*Problem requirements:*
Your task is to reproduce the entries below word for word.

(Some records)

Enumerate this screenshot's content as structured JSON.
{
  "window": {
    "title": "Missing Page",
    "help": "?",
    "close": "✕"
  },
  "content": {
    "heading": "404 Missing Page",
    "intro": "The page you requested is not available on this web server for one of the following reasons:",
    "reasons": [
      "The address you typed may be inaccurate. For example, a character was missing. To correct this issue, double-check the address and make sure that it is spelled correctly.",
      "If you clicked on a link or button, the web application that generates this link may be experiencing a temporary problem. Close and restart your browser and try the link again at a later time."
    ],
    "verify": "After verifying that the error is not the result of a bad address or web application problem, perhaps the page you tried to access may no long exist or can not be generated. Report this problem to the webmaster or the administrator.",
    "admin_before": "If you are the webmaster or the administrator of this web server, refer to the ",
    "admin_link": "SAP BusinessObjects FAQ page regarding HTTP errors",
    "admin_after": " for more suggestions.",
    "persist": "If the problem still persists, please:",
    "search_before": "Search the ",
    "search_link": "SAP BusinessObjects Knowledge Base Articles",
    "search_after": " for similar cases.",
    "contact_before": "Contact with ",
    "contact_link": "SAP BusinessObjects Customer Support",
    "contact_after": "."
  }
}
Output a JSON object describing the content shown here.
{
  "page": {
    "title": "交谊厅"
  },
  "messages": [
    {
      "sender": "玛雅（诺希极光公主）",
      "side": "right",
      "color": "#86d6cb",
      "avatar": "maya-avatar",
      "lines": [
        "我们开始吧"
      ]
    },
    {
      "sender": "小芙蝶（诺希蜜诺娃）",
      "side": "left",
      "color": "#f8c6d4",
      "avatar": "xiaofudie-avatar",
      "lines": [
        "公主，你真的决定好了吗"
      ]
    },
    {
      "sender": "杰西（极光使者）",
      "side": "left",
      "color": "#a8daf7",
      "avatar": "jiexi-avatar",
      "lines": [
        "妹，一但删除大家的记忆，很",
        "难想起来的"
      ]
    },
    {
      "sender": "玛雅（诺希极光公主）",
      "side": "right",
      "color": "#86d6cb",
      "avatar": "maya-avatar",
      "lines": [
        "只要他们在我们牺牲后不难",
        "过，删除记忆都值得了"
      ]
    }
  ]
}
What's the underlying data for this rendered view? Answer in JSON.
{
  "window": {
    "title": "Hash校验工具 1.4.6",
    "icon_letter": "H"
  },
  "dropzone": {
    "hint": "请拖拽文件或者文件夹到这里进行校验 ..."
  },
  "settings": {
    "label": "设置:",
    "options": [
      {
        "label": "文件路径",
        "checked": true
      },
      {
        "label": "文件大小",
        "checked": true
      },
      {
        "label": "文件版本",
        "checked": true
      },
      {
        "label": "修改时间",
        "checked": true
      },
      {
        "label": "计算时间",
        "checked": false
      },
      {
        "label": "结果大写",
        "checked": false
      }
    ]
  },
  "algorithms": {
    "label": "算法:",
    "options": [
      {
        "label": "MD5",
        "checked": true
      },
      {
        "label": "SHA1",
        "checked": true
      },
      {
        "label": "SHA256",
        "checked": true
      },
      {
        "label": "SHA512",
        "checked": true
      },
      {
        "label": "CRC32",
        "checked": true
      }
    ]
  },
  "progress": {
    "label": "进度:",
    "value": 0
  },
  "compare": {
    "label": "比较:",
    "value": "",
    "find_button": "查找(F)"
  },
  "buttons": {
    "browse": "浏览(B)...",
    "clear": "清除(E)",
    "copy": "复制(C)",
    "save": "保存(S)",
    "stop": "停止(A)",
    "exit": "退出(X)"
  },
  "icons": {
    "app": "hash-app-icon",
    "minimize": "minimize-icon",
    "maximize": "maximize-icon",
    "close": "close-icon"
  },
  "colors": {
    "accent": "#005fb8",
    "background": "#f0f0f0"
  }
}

*Exercise result:*
Enumerate this screenshot's content as structured JSON.
{
  "window": {
    "title": "Missing Page",
    "help": "?",
    "close": "✕"
  },
  "content": {
    "heading": "404 Missing Page",
    "intro": "The page you requested is not available on this web server for one of the following reasons:",
    "reasons": [
      "The address you typed may be inaccurate. For example, a character was missing. To correct this issue, double-check the address and make sure that it is spelled correctly.",
      "If you clicked on a link or button, the web application that generates this link may be experiencing a temporary problem. Close and restart your browser and try the link again at a later time."
    ],
    "verify": "After verifying that the error is not the result of a bad address or web application problem, perhaps the page you tried to access may no long exist or can not be generated. Report this problem to the webmaster or the administrator.",
    "admin_before": "If you are the webmaster or the administrator of this web server, refer to the ",
    "admin_link": "SAP BusinessObjects FAQ page regarding HTTP errors",
    "admin_after": " for more suggestions.",
    "persist": "If the problem still persists, please:",
    "search_before": "Search the ",
    "search_link": "SAP BusinessObjects Knowledge Base Articles",
    "search_after": " for similar cases.",
    "contact_before": "Contact with ",
    "contact_link": "SAP BusinessObjects Customer Support",
    "contact_after": "."
  }
}
Output a JSON object describing the content shown here.
{
  "page": {
    "title": "交谊厅"
  },
  "messages": [
    {
      "sender": "玛雅（诺希极光公主）",
      "side": "right",
      "color": "#86d6cb",
      "avatar": "maya-avatar",
      "lines": [
        "我们开始吧"
      ]
    },
    {
      "sender": "小芙蝶（诺希蜜诺娃）",
      "side": "left",
      "color": "#f8c6d4",
      "avatar": "xiaofudie-avatar",
      "lines": [
        "公主，你真的决定好了吗"
      ]
    },
    {
      "sender": "杰西（极光使者）",
      "side": "left",
      "color": "#a8daf7",
      "avatar": "jiexi-avatar",
      "lines": [
        "妹，一但删除大家的记忆，很",
        "难想起来的"
      ]
    },
    {
      "sender": "玛雅（诺希极光公主）",
      "side": "right",
      "color": "#86d6cb",
      "avatar": "maya-avatar",
      "lines": [
        "只要他们在我们牺牲后不难",
        "过，删除记忆都值得了"
      ]
    }
  ]
}
What's the underlying data for this rendered view? Answer in JSON.
{
  "window": {
    "title": "Hash校验工具 1.4.6",
    "icon_letter": "H"
  },
  "dropzone": {
    "hint": "请拖拽文件或者文件夹到这里进行校验 ..."
  },
  "settings": {
    "label": "设置:",
    "options": [
      {
        "label": "文件路径",
        "checked": true
      },
      {
        "label": "文件大小",
        "checked": true
      },
      {
        "label": "文件版本",
        "checked": true
      },
      {
        "label": "修改时间",
        "checked": true
      },
      {
        "label": "计算时间",
        "checked": false
      },
      {
        "label": "结果大写",
        "checked": false
      }
    ]
  },
  "algorithms": {
    "label": "算法:",
    "options": [
      {
        "label": "MD5",
        "checked": true
      },
      {
        "label": "SHA1",
        "checked": true
      },
      {
        "label": "SHA256",
        "checked": true
      },
      {
        "label": "SHA512",
        "checked": true
      },
      {
        "label": "CRC32",
        "checked": true
      }
    ]
  },
  "progress": {
    "label": "进度:",
    "value": 0
  },
  "compare": {
    "label": "比较:",
    "value": "",
    "find_button": "查找(F)"
  },
  "buttons": {
    "browse": "浏览(B)...",
    "clear": "清除(E)",
    "copy": "复制(C)",
    "save": "保存(S)",
    "stop": "停止(A)",
    "exit": "退出(X)"
  },
  "icons": {
    "app": "hash-app-icon",
    "minimize": "minimize-icon",
    "maximize": "maximize-icon",
    "close": "close-icon"
  },
  "colors": {
    "accent": "#005fb8",
    "background": "#f0f0f0"
  }
}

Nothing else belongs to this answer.